Each line that includes the word "will" counts once; give the total and nothing more.

─── DATA LISTING ───

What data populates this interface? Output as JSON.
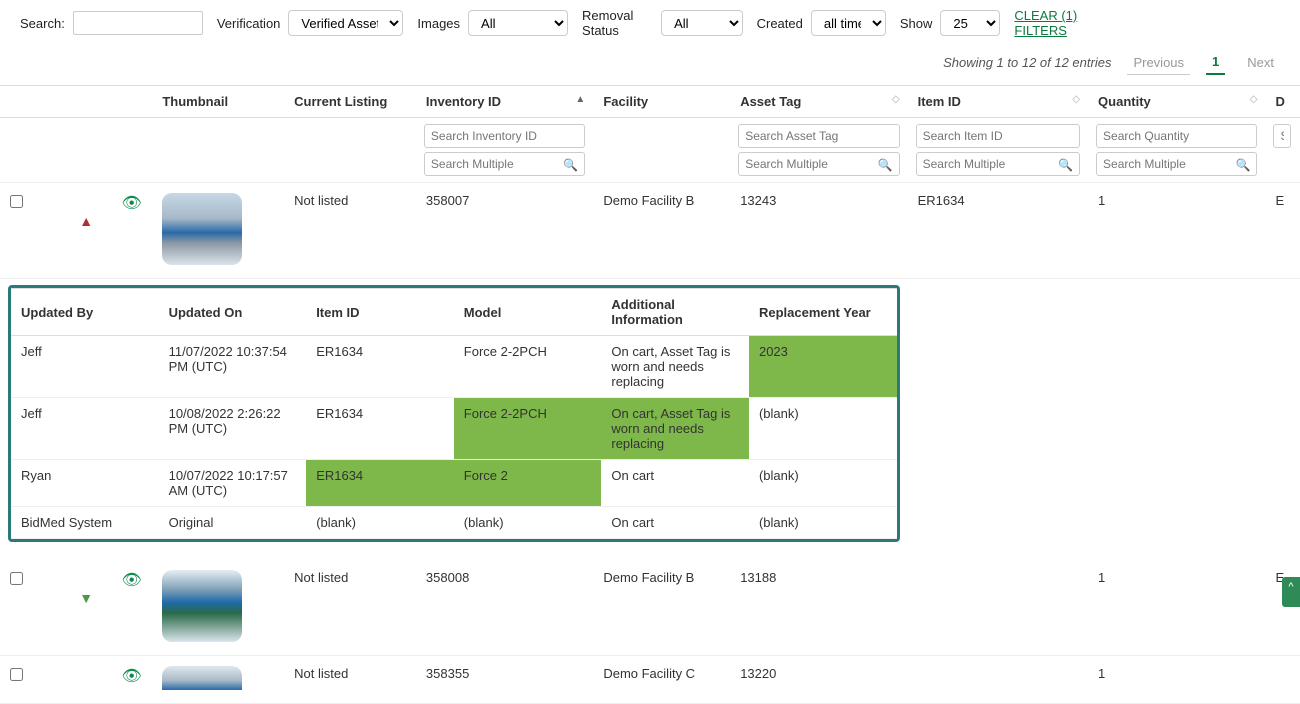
{
  "filters": {
    "search_label": "Search:",
    "verification_label": "Verification",
    "verification_value": "Verified Assets",
    "images_label": "Images",
    "images_value": "All",
    "removal_label": "Removal Status",
    "removal_value": "All",
    "created_label": "Created",
    "created_value": "all time",
    "show_label": "Show",
    "show_value": "25",
    "clear_label": "CLEAR (1) FILTERS"
  },
  "pager": {
    "info": "Showing 1 to 12 of 12 entries",
    "prev": "Previous",
    "page": "1",
    "next": "Next"
  },
  "columns": {
    "thumbnail": "Thumbnail",
    "current_listing": "Current Listing",
    "inventory_id": "Inventory ID",
    "facility": "Facility",
    "asset_tag": "Asset Tag",
    "item_id": "Item ID",
    "quantity": "Quantity",
    "last": "D"
  },
  "search_placeholders": {
    "inventory_id": "Search Inventory ID",
    "asset_tag": "Search Asset Tag",
    "item_id": "Search Item ID",
    "quantity": "Search Quantity",
    "last": "S",
    "multiple": "Search Multiple"
  },
  "rows": [
    {
      "listing": "Not listed",
      "inventory_id": "358007",
      "facility": "Demo Facility B",
      "asset_tag": "13243",
      "item_id": "ER1634",
      "quantity": "1",
      "last": "E"
    },
    {
      "listing": "Not listed",
      "inventory_id": "358008",
      "facility": "Demo Facility B",
      "asset_tag": "13188",
      "item_id": "",
      "quantity": "1",
      "last": "E"
    },
    {
      "listing": "Not listed",
      "inventory_id": "358355",
      "facility": "Demo Facility C",
      "asset_tag": "13220",
      "item_id": "",
      "quantity": "1",
      "last": ""
    }
  ],
  "nested": {
    "headers": {
      "updated_by": "Updated By",
      "updated_on": "Updated On",
      "item_id": "Item ID",
      "model": "Model",
      "additional": "Additional Information",
      "replacement_year": "Replacement Year"
    },
    "rows": [
      {
        "updated_by": "Jeff",
        "updated_on": "11/07/2022 10:37:54 PM (UTC)",
        "item_id": "ER1634",
        "model": "Force 2-2PCH",
        "additional": "On cart, Asset Tag is worn and needs replacing",
        "replacement_year": "2023",
        "hl": [
          "replacement_year"
        ]
      },
      {
        "updated_by": "Jeff",
        "updated_on": "10/08/2022 2:26:22 PM (UTC)",
        "item_id": "ER1634",
        "model": "Force 2-2PCH",
        "additional": "On cart, Asset Tag is worn and needs replacing",
        "replacement_year": "(blank)",
        "hl": [
          "model",
          "additional"
        ]
      },
      {
        "updated_by": "Ryan",
        "updated_on": "10/07/2022 10:17:57 AM (UTC)",
        "item_id": "ER1634",
        "model": "Force 2",
        "additional": "On cart",
        "replacement_year": "(blank)",
        "hl": [
          "item_id",
          "model"
        ]
      },
      {
        "updated_by": "BidMed System",
        "updated_on": "Original",
        "item_id": "(blank)",
        "model": "(blank)",
        "additional": "On cart",
        "replacement_year": "(blank)",
        "hl": []
      }
    ]
  }
}
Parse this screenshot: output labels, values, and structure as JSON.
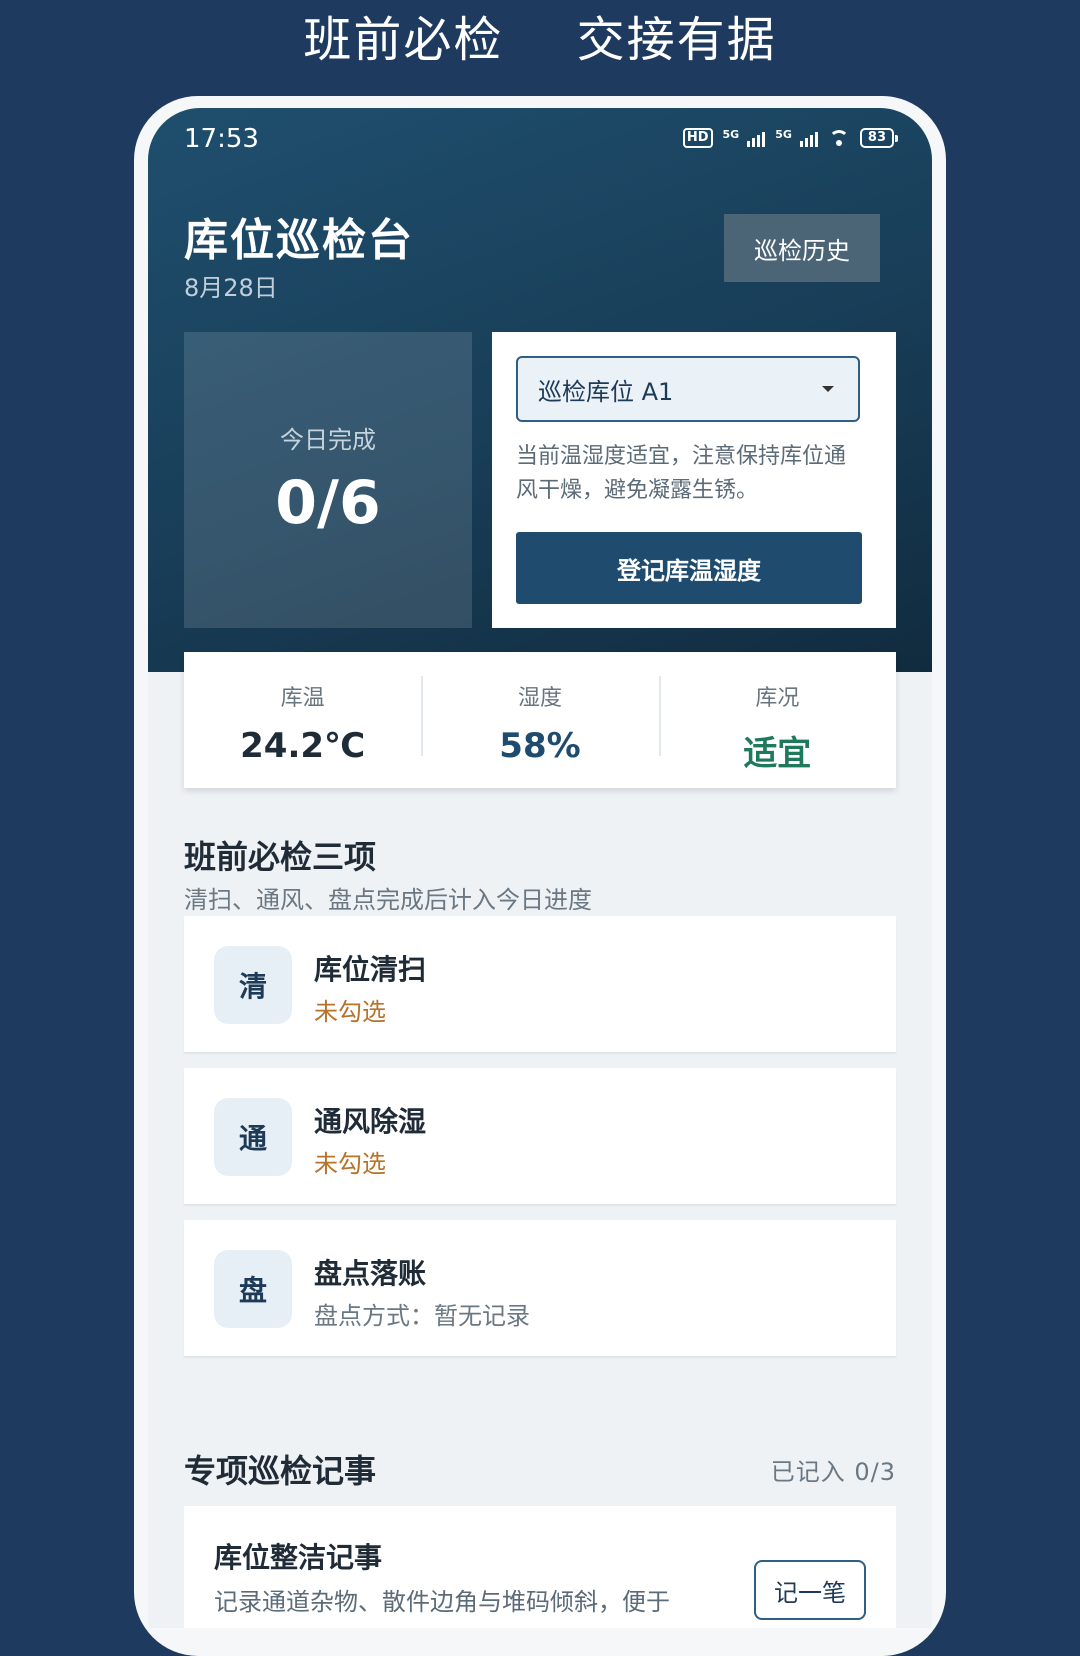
{
  "banner": {
    "left": "班前必检",
    "right": "交接有据"
  },
  "status_bar": {
    "time": "17:53",
    "hd": "HD",
    "net1": "5G",
    "net2": "5G",
    "battery": "83"
  },
  "header": {
    "title": "库位巡检台",
    "date": "8月28日",
    "history_button": "巡检历史"
  },
  "progress": {
    "label": "今日完成",
    "value": "0/6"
  },
  "zone": {
    "selected": "巡检库位 A1",
    "note": "当前温湿度适宜，注意保持库位通风干燥，避免凝露生锈。",
    "record_button": "登记库温湿度"
  },
  "metrics": [
    {
      "label": "库温",
      "value": "24.2℃",
      "color": "#1f2b36"
    },
    {
      "label": "湿度",
      "value": "58%",
      "color": "#1e4b6e"
    },
    {
      "label": "库况",
      "value": "适宜",
      "color": "#1e7a5a"
    }
  ],
  "checklist": {
    "title": "班前必检三项",
    "subtitle": "清扫、通风、盘点完成后计入今日进度",
    "items": [
      {
        "icon": "清",
        "name": "库位清扫",
        "status": "未勾选",
        "status_color": "#b8732a"
      },
      {
        "icon": "通",
        "name": "通风除湿",
        "status": "未勾选",
        "status_color": "#b8732a"
      },
      {
        "icon": "盘",
        "name": "盘点落账",
        "status": "盘点方式：暂无记录",
        "status_color": "#6a7884"
      }
    ]
  },
  "special": {
    "title": "专项巡检记事",
    "count": "已记入  0/3",
    "cards": [
      {
        "title": "库位整洁记事",
        "desc": "记录通道杂物、散件边角与堆码倾斜，便于",
        "button": "记一笔"
      }
    ]
  }
}
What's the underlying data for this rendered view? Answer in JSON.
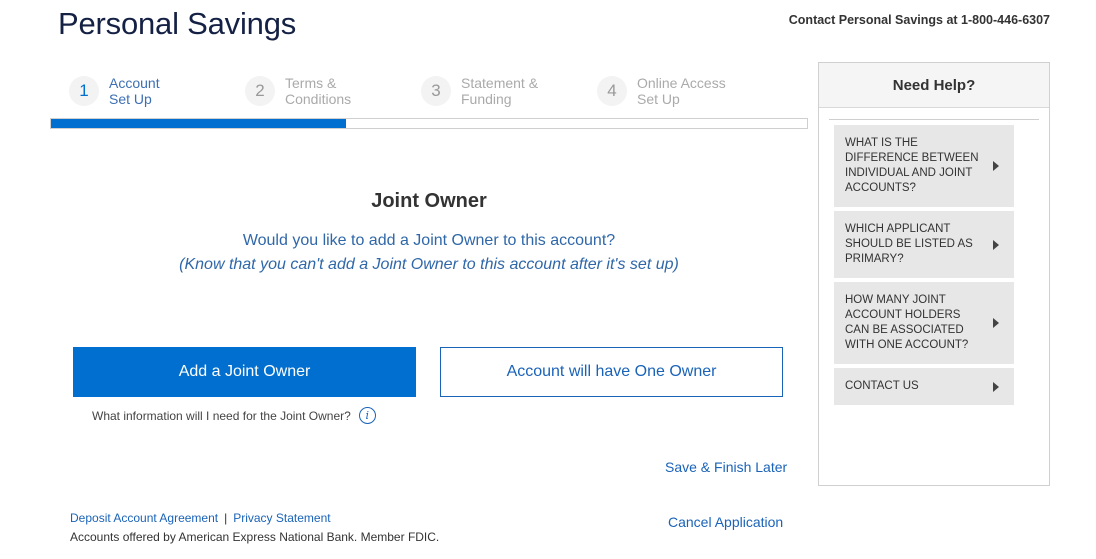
{
  "brand": "Personal Savings",
  "contact": "Contact Personal Savings at 1-800-446-6307",
  "steps": [
    {
      "num": "1",
      "line1": "Account",
      "line2": "Set Up"
    },
    {
      "num": "2",
      "line1": "Terms &",
      "line2": "Conditions"
    },
    {
      "num": "3",
      "line1": "Statement &",
      "line2": "Funding"
    },
    {
      "num": "4",
      "line1": "Online Access",
      "line2": "Set Up"
    }
  ],
  "progress_fraction": 0.39,
  "main": {
    "title": "Joint Owner",
    "question": "Would you like to add a Joint Owner to this account?",
    "note": "(Know that you can't add a Joint Owner to this account after it's set up)",
    "add_button": "Add a Joint Owner",
    "one_owner_button": "Account will have One Owner",
    "info_question": "What information will I need for the Joint Owner?",
    "info_icon": "i",
    "save_link": "Save & Finish Later",
    "cancel_link": "Cancel Application"
  },
  "footer": {
    "agreement_link": "Deposit Account Agreement",
    "separator": "|",
    "privacy_link": "Privacy Statement",
    "disclaimer": "Accounts offered by American Express National Bank. Member FDIC."
  },
  "help": {
    "title": "Need Help?",
    "items": [
      {
        "label": "What is the difference between individual and joint accounts?"
      },
      {
        "label": "Which applicant should be listed as primary?"
      },
      {
        "label": "How many joint account holders can be associated with one account?"
      },
      {
        "label": "Contact us"
      }
    ]
  },
  "colors": {
    "accent": "#006fcf",
    "brand_text": "#152144",
    "link": "#1a63b8"
  }
}
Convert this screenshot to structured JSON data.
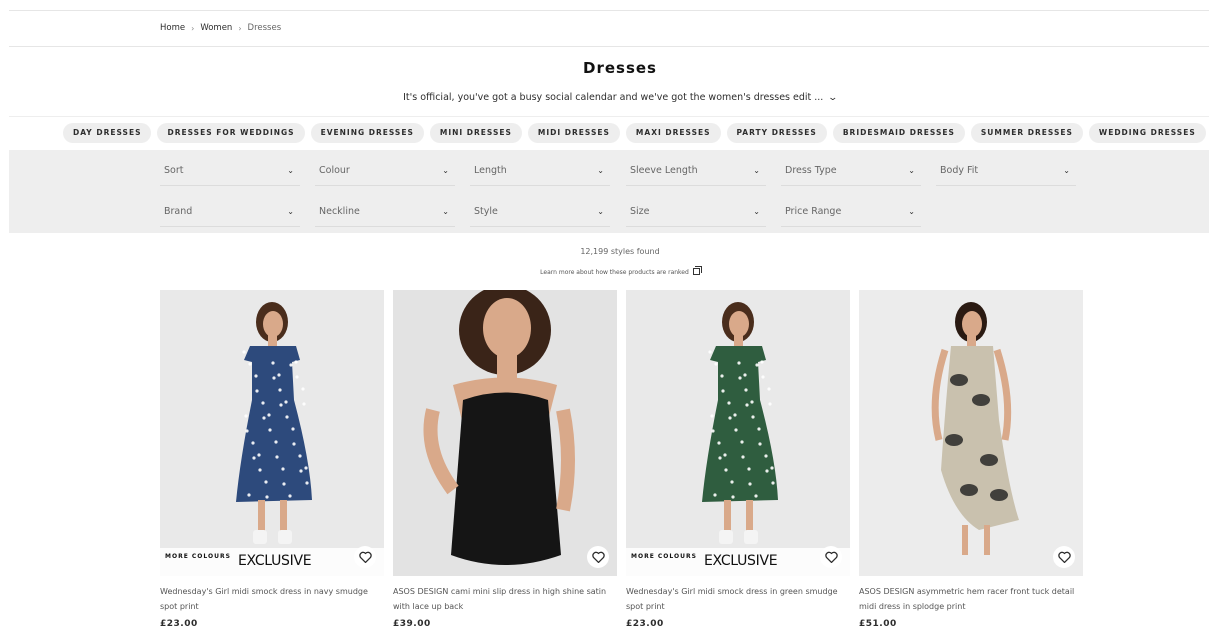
{
  "breadcrumb": {
    "home": "Home",
    "women": "Women",
    "current": "Dresses",
    "separator": "›"
  },
  "page": {
    "title": "Dresses",
    "intro": "It's official, you've got a busy social calendar and we've got the women's dresses edit ...",
    "intro_chevron": "⌄"
  },
  "categories": [
    "DAY DRESSES",
    "DRESSES FOR WEDDINGS",
    "EVENING DRESSES",
    "MINI DRESSES",
    "MIDI DRESSES",
    "MAXI DRESSES",
    "PARTY DRESSES",
    "BRIDESMAID DRESSES",
    "SUMMER DRESSES",
    "WEDDING DRESSES"
  ],
  "filters": {
    "row1": [
      "Sort",
      "Colour",
      "Length",
      "Sleeve Length",
      "Dress Type",
      "Body Fit"
    ],
    "row2": [
      "Brand",
      "Neckline",
      "Style",
      "Size",
      "Price Range"
    ]
  },
  "results": {
    "count": "12,199 styles found",
    "rank_link": "Learn more about how these products are ranked"
  },
  "products": [
    {
      "title": "Wednesday's Girl midi smock dress in navy smudge spot print",
      "price": "£23.00",
      "more_colours": "MORE COLOURS",
      "exclusive": "EXCLUSIVE",
      "dress_color": "#2d4a7c",
      "bg_color": "#e9e9e9"
    },
    {
      "title": "ASOS DESIGN cami mini slip dress in high shine satin with lace up back",
      "price": "£39.00",
      "more_colours": "",
      "exclusive": "",
      "dress_color": "#151515",
      "bg_color": "#e3e3e3"
    },
    {
      "title": "Wednesday's Girl midi smock dress in green smudge spot print",
      "price": "£23.00",
      "more_colours": "MORE COLOURS",
      "exclusive": "EXCLUSIVE",
      "dress_color": "#2f5d3f",
      "bg_color": "#e9e9e9"
    },
    {
      "title": "ASOS DESIGN asymmetric hem racer front tuck detail midi dress in splodge print",
      "price": "£51.00",
      "more_colours": "",
      "exclusive": "",
      "dress_color": "#c9c1ae",
      "bg_color": "#ececec"
    }
  ]
}
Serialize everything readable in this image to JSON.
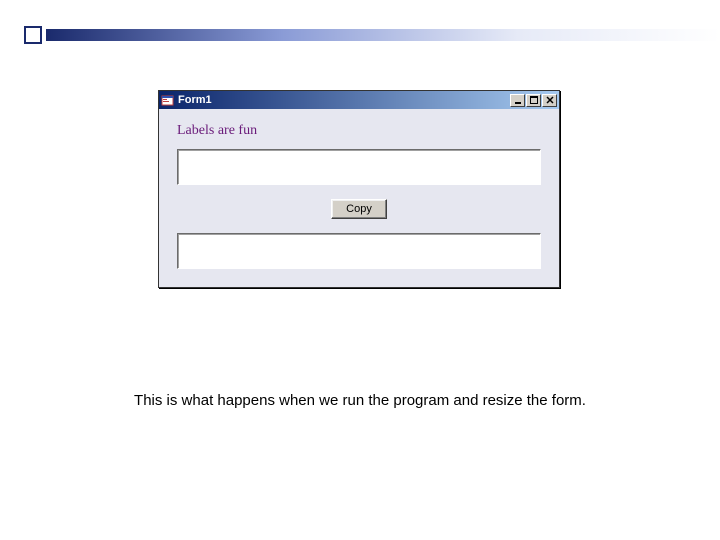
{
  "slide": {
    "caption": "This is what happens when we run the program and resize the form."
  },
  "window": {
    "title": "Form1",
    "control_buttons": {
      "minimize": "minimize",
      "maximize": "maximize",
      "close": "close"
    }
  },
  "form": {
    "label_text": "Labels are fun",
    "textbox1_value": "",
    "textbox2_value": "",
    "copy_button_label": "Copy"
  }
}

───

### WRITTEN ANSWER
2